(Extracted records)
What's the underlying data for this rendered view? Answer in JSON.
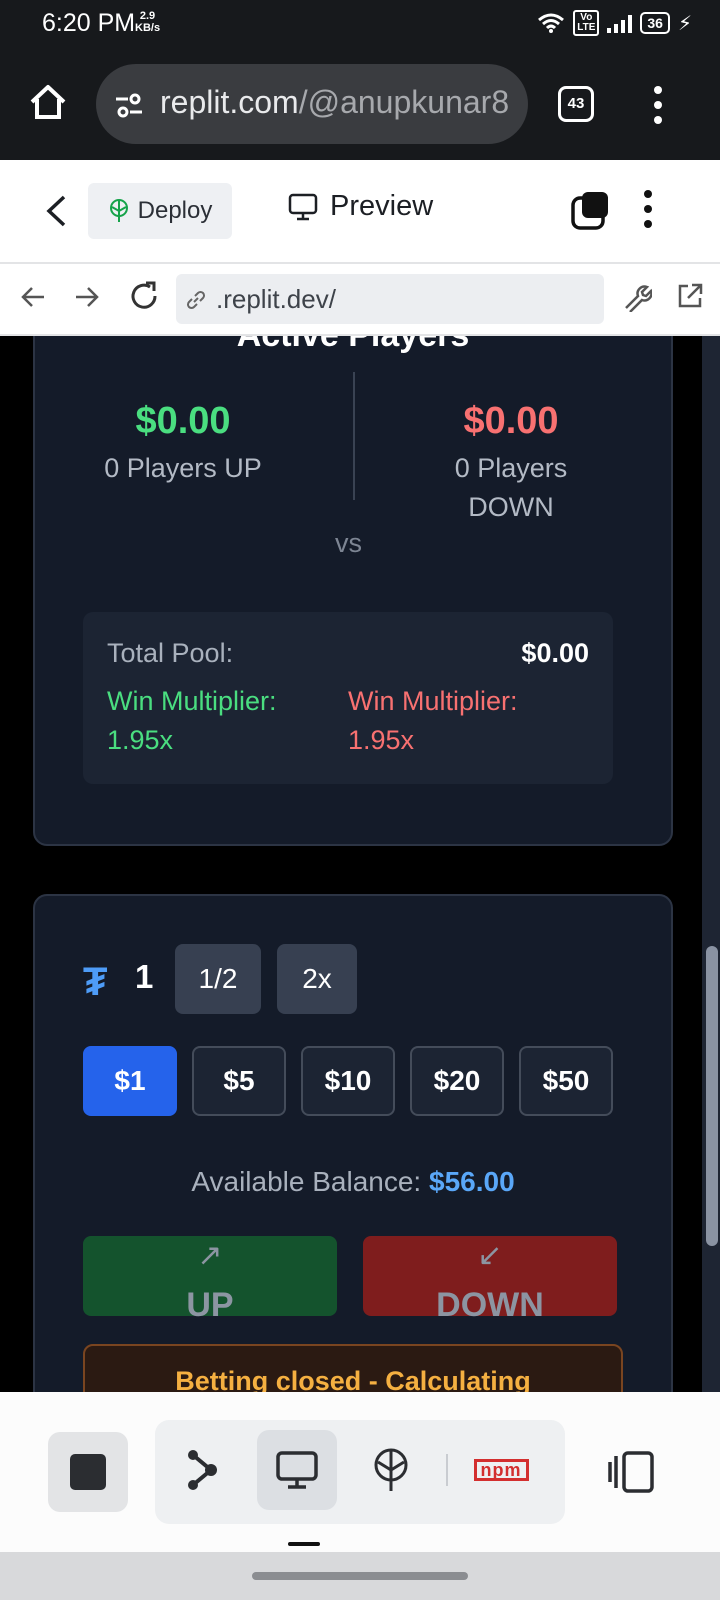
{
  "status": {
    "time": "6:20 PM",
    "speed_value": "2.9",
    "speed_unit": "KB/s",
    "volte": "Vo\nLTE",
    "battery": "36"
  },
  "browser": {
    "url_main": "replit.com",
    "url_path": "/@anupkunar8",
    "tab_count": "43"
  },
  "replit_header": {
    "deploy_label": "Deploy",
    "preview_label": "Preview"
  },
  "url_row": {
    "address": ".replit.dev/"
  },
  "active_players": {
    "title": "Active Players",
    "up": {
      "amount": "$0.00",
      "label": "0 Players UP",
      "color": "#4ade80"
    },
    "down": {
      "amount": "$0.00",
      "label": "0 Players DOWN",
      "color": "#f87171"
    },
    "vs": "vs",
    "pool": {
      "total_label": "Total Pool:",
      "total_value": "$0.00",
      "up_multiplier_label": "Win Multiplier:",
      "up_multiplier_value": "1.95x",
      "down_multiplier_label": "Win Multiplier:",
      "down_multiplier_value": "1.95x"
    }
  },
  "bet": {
    "currency_symbol": "₮",
    "quantity": "1",
    "half_label": "1/2",
    "double_label": "2x",
    "amounts": [
      "$1",
      "$5",
      "$10",
      "$20",
      "$50"
    ],
    "selected_amount": "$1",
    "balance_label": "Available Balance:",
    "balance_value": "$56.00",
    "up_label": "UP",
    "down_label": "DOWN",
    "up_arrow": "↗",
    "down_arrow": "↙",
    "notice": "Betting closed - Calculating"
  },
  "bottom_tools": {
    "npm_label": "npm"
  },
  "colors": {
    "accent_blue": "#2563eb",
    "up_button": "#14532d",
    "down_button": "#7f1d1d"
  }
}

### Given request
Make an exact copy of all the material, but keep the pictures out of it.

### Full answer
What's the underlying data for this rendered view? Answer in JSON.
{
  "status": {
    "time": "6:20 PM",
    "speed_value": "2.9",
    "speed_unit": "KB/s",
    "volte": "Vo\nLTE",
    "battery": "36"
  },
  "browser": {
    "url_main": "replit.com",
    "url_path": "/@anupkunar8",
    "tab_count": "43"
  },
  "replit_header": {
    "deploy_label": "Deploy",
    "preview_label": "Preview"
  },
  "url_row": {
    "address": ".replit.dev/"
  },
  "active_players": {
    "title": "Active Players",
    "up": {
      "amount": "$0.00",
      "label": "0 Players UP",
      "color": "#4ade80"
    },
    "down": {
      "amount": "$0.00",
      "label": "0 Players DOWN",
      "color": "#f87171"
    },
    "vs": "vs",
    "pool": {
      "total_label": "Total Pool:",
      "total_value": "$0.00",
      "up_multiplier_label": "Win Multiplier:",
      "up_multiplier_value": "1.95x",
      "down_multiplier_label": "Win Multiplier:",
      "down_multiplier_value": "1.95x"
    }
  },
  "bet": {
    "currency_symbol": "₮",
    "quantity": "1",
    "half_label": "1/2",
    "double_label": "2x",
    "amounts": [
      "$1",
      "$5",
      "$10",
      "$20",
      "$50"
    ],
    "selected_amount": "$1",
    "balance_label": "Available Balance:",
    "balance_value": "$56.00",
    "up_label": "UP",
    "down_label": "DOWN",
    "up_arrow": "↗",
    "down_arrow": "↙",
    "notice": "Betting closed - Calculating"
  },
  "bottom_tools": {
    "npm_label": "npm"
  },
  "colors": {
    "accent_blue": "#2563eb",
    "up_button": "#14532d",
    "down_button": "#7f1d1d"
  }
}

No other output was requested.